=== Supplied material ===

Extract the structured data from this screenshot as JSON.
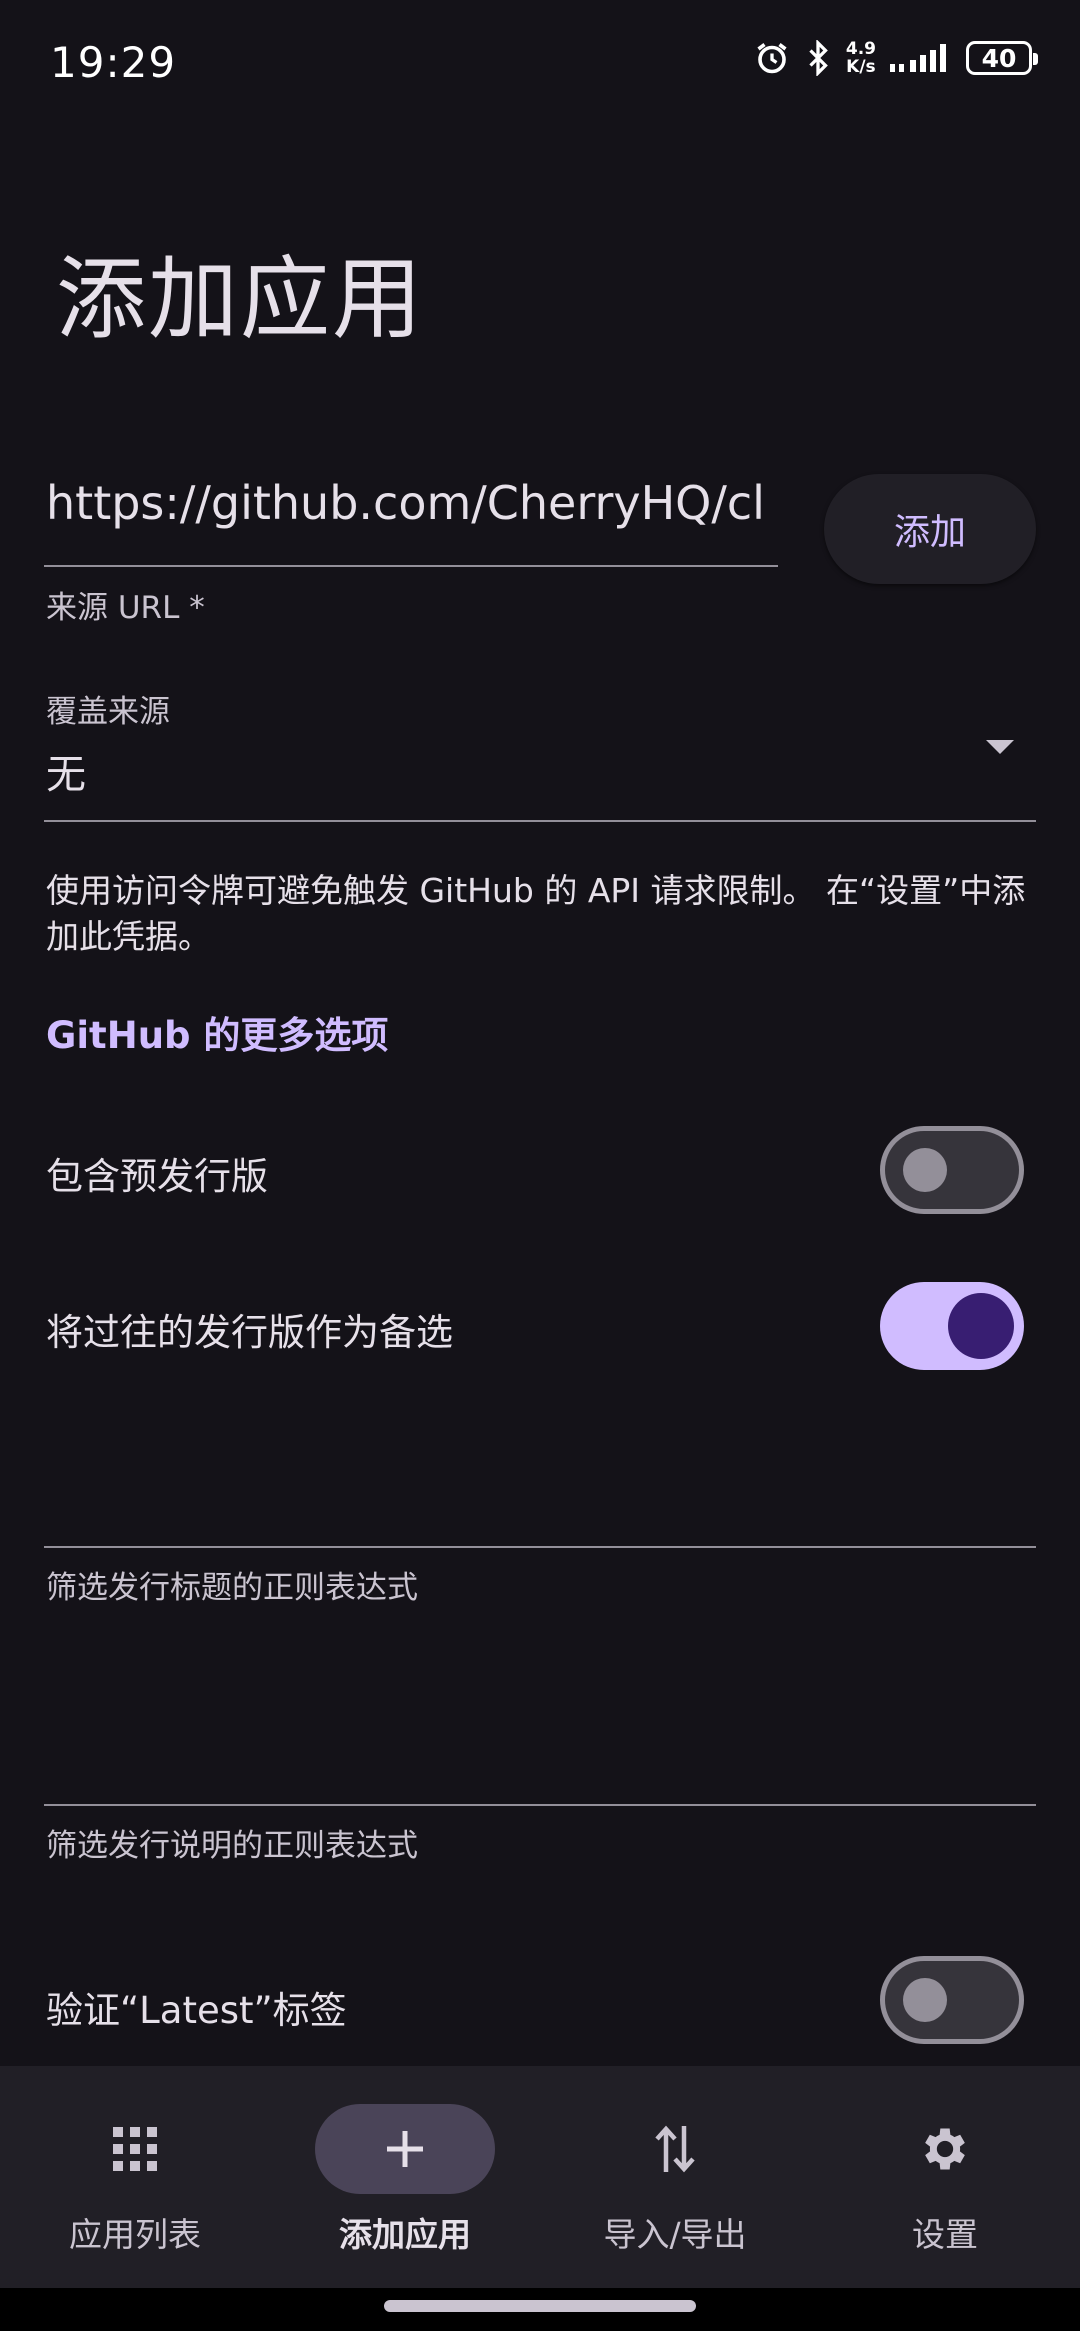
{
  "status_bar": {
    "time": "19:29",
    "net_speed_value": "4.9",
    "net_speed_unit": "K/s",
    "battery": "40",
    "icons": [
      "alarm-icon",
      "bluetooth-icon",
      "signal-icon",
      "battery-icon"
    ]
  },
  "page": {
    "title": "添加应用"
  },
  "source_url": {
    "value": "https://github.com/CherryHQ/cl",
    "label": "来源 URL *",
    "add_button": "添加"
  },
  "override_source": {
    "label": "覆盖来源",
    "value": "无"
  },
  "hint": "使用访问令牌可避免触发 GitHub 的 API 请求限制。 在“设置”中添加此凭据。",
  "more_options_link": "GitHub 的更多选项",
  "toggles": [
    {
      "label": "包含预发行版",
      "on": false
    },
    {
      "label": "将过往的发行版作为备选",
      "on": true
    },
    {
      "label": "验证“Latest”标签",
      "on": false
    }
  ],
  "regex_fields": {
    "title_label": "筛选发行标题的正则表达式",
    "notes_label": "筛选发行说明的正则表达式"
  },
  "bottom_nav": {
    "items": [
      {
        "label": "应用列表",
        "icon": "grid-icon",
        "active": false
      },
      {
        "label": "添加应用",
        "icon": "plus-icon",
        "active": true
      },
      {
        "label": "导入/导出",
        "icon": "swap-vertical-icon",
        "active": false
      },
      {
        "label": "设置",
        "icon": "gear-icon",
        "active": false
      }
    ]
  },
  "colors": {
    "background": "#141218",
    "accent": "#d0bcff",
    "nav_background": "#211f26"
  }
}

===

_Task statement_
Transcribe the whole listing, character for character, but not its images.

_Task solution_
Extract the structured data from this screenshot as JSON.
{
  "status_bar": {
    "time": "19:29",
    "net_speed_value": "4.9",
    "net_speed_unit": "K/s",
    "battery": "40",
    "icons": [
      "alarm-icon",
      "bluetooth-icon",
      "signal-icon",
      "battery-icon"
    ]
  },
  "page": {
    "title": "添加应用"
  },
  "source_url": {
    "value": "https://github.com/CherryHQ/cl",
    "label": "来源 URL *",
    "add_button": "添加"
  },
  "override_source": {
    "label": "覆盖来源",
    "value": "无"
  },
  "hint": "使用访问令牌可避免触发 GitHub 的 API 请求限制。 在“设置”中添加此凭据。",
  "more_options_link": "GitHub 的更多选项",
  "toggles": [
    {
      "label": "包含预发行版",
      "on": false
    },
    {
      "label": "将过往的发行版作为备选",
      "on": true
    },
    {
      "label": "验证“Latest”标签",
      "on": false
    }
  ],
  "regex_fields": {
    "title_label": "筛选发行标题的正则表达式",
    "notes_label": "筛选发行说明的正则表达式"
  },
  "bottom_nav": {
    "items": [
      {
        "label": "应用列表",
        "icon": "grid-icon",
        "active": false
      },
      {
        "label": "添加应用",
        "icon": "plus-icon",
        "active": true
      },
      {
        "label": "导入/导出",
        "icon": "swap-vertical-icon",
        "active": false
      },
      {
        "label": "设置",
        "icon": "gear-icon",
        "active": false
      }
    ]
  },
  "colors": {
    "background": "#141218",
    "accent": "#d0bcff",
    "nav_background": "#211f26"
  }
}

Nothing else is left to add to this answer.